**Records for the task**
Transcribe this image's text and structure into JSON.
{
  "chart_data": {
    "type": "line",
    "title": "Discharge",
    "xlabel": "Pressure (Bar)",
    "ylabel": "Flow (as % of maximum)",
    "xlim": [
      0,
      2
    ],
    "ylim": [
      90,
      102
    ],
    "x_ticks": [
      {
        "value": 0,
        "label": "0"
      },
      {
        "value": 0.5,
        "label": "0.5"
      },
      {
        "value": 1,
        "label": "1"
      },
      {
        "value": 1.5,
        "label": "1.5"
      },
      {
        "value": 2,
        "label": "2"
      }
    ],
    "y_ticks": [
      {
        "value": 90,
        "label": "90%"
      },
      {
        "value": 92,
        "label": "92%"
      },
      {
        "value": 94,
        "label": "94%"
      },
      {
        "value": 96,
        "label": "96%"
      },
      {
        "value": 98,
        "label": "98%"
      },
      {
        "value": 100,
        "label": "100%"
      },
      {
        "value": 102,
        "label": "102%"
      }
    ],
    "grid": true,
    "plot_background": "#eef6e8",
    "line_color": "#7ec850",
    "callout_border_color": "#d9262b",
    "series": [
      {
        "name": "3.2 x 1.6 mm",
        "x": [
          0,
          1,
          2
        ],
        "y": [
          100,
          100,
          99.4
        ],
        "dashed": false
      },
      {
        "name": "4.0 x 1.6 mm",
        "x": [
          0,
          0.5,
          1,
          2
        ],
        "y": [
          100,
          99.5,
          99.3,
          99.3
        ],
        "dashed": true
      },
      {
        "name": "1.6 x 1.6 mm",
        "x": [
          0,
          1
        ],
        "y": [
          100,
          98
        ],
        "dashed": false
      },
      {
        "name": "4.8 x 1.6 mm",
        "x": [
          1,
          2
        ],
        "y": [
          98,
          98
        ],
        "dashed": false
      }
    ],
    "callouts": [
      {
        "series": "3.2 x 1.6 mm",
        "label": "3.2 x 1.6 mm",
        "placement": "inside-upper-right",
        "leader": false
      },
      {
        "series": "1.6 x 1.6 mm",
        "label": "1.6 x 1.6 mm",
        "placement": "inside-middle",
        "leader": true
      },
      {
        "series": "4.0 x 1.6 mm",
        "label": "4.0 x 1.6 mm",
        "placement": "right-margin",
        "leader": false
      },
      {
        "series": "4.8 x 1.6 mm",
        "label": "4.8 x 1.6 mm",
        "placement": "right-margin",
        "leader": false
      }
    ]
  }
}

**To do**
Repeat the listing exactly, from its first line to its last.

**Answer in full**
Transcribe this image's text and structure into JSON.
{
  "chart_data": {
    "type": "line",
    "title": "Discharge",
    "xlabel": "Pressure (Bar)",
    "ylabel": "Flow (as % of maximum)",
    "xlim": [
      0,
      2
    ],
    "ylim": [
      90,
      102
    ],
    "x_ticks": [
      {
        "value": 0,
        "label": "0"
      },
      {
        "value": 0.5,
        "label": "0.5"
      },
      {
        "value": 1,
        "label": "1"
      },
      {
        "value": 1.5,
        "label": "1.5"
      },
      {
        "value": 2,
        "label": "2"
      }
    ],
    "y_ticks": [
      {
        "value": 90,
        "label": "90%"
      },
      {
        "value": 92,
        "label": "92%"
      },
      {
        "value": 94,
        "label": "94%"
      },
      {
        "value": 96,
        "label": "96%"
      },
      {
        "value": 98,
        "label": "98%"
      },
      {
        "value": 100,
        "label": "100%"
      },
      {
        "value": 102,
        "label": "102%"
      }
    ],
    "grid": true,
    "plot_background": "#eef6e8",
    "line_color": "#7ec850",
    "callout_border_color": "#d9262b",
    "series": [
      {
        "name": "3.2 x 1.6 mm",
        "x": [
          0,
          1,
          2
        ],
        "y": [
          100,
          100,
          99.4
        ],
        "dashed": false
      },
      {
        "name": "4.0 x 1.6 mm",
        "x": [
          0,
          0.5,
          1,
          2
        ],
        "y": [
          100,
          99.5,
          99.3,
          99.3
        ],
        "dashed": true
      },
      {
        "name": "1.6 x 1.6 mm",
        "x": [
          0,
          1
        ],
        "y": [
          100,
          98
        ],
        "dashed": false
      },
      {
        "name": "4.8 x 1.6 mm",
        "x": [
          1,
          2
        ],
        "y": [
          98,
          98
        ],
        "dashed": false
      }
    ],
    "callouts": [
      {
        "series": "3.2 x 1.6 mm",
        "label": "3.2 x 1.6 mm",
        "placement": "inside-upper-right",
        "leader": false
      },
      {
        "series": "1.6 x 1.6 mm",
        "label": "1.6 x 1.6 mm",
        "placement": "inside-middle",
        "leader": true
      },
      {
        "series": "4.0 x 1.6 mm",
        "label": "4.0 x 1.6 mm",
        "placement": "right-margin",
        "leader": false
      },
      {
        "series": "4.8 x 1.6 mm",
        "label": "4.8 x 1.6 mm",
        "placement": "right-margin",
        "leader": false
      }
    ]
  }
}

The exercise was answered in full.